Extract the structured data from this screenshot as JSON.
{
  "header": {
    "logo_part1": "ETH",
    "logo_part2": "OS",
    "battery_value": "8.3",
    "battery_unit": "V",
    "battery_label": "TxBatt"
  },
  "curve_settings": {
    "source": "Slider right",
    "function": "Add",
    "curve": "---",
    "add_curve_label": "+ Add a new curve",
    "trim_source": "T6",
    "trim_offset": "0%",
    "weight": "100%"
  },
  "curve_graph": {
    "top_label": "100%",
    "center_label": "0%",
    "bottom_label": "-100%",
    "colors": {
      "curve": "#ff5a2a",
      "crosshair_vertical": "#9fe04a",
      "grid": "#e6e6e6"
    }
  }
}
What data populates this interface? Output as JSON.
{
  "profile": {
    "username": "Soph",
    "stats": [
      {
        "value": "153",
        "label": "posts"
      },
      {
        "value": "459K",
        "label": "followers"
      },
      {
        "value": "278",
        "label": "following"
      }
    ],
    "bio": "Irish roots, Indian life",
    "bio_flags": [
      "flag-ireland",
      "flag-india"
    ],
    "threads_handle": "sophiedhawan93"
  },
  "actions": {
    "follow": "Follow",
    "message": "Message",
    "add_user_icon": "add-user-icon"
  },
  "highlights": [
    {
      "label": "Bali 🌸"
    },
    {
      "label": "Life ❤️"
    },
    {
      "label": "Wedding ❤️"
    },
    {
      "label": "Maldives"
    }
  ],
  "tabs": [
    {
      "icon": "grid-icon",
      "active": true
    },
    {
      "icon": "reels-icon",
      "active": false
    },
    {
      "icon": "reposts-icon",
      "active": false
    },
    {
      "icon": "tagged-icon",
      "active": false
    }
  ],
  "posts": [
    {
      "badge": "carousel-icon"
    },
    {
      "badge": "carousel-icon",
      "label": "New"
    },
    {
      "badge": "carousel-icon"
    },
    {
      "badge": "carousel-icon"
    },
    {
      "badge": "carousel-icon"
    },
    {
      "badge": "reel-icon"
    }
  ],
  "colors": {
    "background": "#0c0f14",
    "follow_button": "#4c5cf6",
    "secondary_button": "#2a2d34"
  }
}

> **What this task involves**: Go over the entries above and say how many lines hold the string "icon", with no other text.

> **Reply to the task**: 11